To do. Show all lines of the listing that hold the word "HomeController".

— BEGIN Record extracts —

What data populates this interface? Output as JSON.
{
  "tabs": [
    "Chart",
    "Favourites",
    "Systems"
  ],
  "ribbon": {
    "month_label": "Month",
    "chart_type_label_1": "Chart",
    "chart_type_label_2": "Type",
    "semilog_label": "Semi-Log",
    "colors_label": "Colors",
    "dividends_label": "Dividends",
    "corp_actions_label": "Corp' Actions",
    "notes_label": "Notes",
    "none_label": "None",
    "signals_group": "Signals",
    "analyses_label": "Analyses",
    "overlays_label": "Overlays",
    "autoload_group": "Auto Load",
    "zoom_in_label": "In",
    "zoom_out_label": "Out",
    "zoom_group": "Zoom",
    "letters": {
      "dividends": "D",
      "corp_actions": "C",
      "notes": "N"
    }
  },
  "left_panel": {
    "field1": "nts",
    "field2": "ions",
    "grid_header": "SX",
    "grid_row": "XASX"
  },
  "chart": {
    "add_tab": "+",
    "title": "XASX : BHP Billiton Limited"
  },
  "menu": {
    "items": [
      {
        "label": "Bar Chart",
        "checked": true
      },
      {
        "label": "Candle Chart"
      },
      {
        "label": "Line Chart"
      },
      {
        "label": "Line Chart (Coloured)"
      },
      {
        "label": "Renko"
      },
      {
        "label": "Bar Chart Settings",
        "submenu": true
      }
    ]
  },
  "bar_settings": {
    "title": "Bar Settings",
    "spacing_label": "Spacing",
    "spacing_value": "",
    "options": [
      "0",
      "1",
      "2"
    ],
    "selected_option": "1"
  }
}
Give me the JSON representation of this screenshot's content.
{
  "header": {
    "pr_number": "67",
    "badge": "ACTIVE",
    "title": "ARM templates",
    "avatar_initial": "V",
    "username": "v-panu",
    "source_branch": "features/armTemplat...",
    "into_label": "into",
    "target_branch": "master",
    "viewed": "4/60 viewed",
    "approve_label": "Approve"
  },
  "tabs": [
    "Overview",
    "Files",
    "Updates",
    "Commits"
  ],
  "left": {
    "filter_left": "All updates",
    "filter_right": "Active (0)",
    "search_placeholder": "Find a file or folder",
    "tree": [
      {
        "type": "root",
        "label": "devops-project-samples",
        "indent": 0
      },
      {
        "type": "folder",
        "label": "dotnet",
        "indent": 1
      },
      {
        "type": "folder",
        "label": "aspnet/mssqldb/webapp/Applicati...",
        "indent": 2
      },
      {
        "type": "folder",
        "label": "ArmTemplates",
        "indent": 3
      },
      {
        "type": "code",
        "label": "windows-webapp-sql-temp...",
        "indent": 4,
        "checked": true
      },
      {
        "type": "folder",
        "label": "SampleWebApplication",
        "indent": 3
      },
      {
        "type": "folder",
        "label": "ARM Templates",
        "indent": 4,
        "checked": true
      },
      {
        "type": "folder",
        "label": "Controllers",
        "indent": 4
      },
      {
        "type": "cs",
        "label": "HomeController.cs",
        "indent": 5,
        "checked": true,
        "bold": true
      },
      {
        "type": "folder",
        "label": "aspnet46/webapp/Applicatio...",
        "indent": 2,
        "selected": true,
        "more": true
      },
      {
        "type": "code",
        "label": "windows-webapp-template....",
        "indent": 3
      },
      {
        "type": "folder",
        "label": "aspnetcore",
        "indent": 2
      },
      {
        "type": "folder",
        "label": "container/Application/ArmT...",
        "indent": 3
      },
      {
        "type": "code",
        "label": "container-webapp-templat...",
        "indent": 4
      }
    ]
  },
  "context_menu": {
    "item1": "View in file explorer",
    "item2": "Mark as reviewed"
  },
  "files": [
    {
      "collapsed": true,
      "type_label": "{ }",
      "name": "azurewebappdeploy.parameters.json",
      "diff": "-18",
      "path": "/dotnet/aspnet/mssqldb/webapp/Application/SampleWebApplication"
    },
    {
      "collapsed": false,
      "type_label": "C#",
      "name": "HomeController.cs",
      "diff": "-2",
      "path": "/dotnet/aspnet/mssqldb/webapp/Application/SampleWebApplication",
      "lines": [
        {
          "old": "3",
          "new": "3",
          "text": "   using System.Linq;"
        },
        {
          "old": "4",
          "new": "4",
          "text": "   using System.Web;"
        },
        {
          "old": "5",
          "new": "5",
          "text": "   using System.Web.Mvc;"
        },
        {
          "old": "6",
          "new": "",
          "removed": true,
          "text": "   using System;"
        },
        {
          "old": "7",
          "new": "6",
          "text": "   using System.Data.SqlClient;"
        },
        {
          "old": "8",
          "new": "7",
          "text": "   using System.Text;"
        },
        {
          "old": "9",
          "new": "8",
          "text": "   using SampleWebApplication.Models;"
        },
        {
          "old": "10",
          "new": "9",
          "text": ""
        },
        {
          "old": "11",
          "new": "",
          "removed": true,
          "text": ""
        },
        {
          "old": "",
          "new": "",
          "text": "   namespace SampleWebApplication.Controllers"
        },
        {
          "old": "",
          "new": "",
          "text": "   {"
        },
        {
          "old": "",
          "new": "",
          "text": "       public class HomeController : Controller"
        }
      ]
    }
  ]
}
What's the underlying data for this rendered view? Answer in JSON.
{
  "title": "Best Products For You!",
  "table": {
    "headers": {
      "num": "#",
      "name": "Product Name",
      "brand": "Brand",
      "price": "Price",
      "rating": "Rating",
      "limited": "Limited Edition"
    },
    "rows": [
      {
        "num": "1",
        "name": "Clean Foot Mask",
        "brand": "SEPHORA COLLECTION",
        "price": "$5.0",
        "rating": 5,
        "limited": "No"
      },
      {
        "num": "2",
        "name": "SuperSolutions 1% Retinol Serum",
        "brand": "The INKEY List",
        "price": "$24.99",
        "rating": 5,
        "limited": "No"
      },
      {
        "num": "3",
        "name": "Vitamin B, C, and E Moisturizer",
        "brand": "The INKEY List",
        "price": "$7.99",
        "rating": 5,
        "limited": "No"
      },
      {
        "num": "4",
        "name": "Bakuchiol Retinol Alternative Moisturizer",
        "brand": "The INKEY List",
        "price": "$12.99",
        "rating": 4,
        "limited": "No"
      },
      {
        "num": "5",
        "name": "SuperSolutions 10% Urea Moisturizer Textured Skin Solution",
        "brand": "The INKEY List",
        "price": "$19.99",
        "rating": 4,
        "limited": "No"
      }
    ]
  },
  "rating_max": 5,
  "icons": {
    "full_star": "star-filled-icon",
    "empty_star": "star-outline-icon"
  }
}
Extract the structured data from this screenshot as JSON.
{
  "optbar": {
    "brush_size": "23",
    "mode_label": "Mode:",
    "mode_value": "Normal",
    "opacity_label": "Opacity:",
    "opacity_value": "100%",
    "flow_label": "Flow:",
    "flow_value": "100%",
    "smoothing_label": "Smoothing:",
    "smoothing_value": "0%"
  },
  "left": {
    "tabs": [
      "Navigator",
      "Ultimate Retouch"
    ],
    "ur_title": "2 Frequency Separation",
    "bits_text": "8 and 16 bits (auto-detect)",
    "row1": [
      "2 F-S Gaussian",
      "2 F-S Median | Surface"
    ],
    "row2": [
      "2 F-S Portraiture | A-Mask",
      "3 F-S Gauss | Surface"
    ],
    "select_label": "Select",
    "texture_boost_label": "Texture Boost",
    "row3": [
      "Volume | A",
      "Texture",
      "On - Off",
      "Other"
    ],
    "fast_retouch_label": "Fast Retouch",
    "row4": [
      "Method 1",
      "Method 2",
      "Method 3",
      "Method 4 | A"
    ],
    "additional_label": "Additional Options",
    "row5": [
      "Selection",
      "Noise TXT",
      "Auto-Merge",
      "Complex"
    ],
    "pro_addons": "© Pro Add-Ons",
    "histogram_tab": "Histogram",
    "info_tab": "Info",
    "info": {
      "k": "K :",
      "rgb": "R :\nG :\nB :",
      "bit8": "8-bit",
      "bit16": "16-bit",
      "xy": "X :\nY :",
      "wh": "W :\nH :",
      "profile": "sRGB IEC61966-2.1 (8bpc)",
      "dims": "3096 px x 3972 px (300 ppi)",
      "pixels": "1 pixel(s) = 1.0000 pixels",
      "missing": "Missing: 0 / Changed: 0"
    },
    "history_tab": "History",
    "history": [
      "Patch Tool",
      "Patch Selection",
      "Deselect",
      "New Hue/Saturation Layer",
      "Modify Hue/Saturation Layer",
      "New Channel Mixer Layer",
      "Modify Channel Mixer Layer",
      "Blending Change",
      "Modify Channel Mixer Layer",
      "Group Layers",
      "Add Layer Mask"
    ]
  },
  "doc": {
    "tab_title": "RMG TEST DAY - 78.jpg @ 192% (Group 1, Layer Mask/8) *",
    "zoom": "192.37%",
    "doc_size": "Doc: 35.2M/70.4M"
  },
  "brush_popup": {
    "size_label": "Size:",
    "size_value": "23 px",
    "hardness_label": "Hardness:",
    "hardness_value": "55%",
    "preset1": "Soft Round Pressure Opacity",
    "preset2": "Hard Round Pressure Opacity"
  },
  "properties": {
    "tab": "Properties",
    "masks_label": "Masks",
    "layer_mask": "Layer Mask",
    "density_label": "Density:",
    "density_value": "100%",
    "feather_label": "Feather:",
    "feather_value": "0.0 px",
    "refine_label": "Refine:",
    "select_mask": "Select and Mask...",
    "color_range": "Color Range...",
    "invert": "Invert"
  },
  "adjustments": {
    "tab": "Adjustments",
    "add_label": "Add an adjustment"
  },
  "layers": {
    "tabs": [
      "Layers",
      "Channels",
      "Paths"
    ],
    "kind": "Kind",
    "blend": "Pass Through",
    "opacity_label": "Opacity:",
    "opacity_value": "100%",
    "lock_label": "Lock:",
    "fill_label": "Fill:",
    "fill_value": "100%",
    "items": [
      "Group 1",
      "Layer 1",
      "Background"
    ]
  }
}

— END Record extracts —

Result of this task.
        "label": "HomeController.cs",
      "name": "HomeController.cs",
          "text": "       public class HomeController : Controller"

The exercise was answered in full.